Work required> Set out every line of the data below as a numbered list, leaving out any blank lines.

A block of data
Begin
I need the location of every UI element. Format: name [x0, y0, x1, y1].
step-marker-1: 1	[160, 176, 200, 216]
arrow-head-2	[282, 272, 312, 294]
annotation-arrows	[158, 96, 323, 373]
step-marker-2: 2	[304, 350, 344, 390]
End
Written solution>
1. I need the location of every UI element. Format: name [x0, y0, x1, y1].
2. step-marker-1: 1	[160, 176, 200, 216]
3. arrow-head-2	[282, 272, 312, 294]
4. annotation-arrows	[158, 96, 323, 373]
5. step-marker-2: 2	[304, 350, 344, 390]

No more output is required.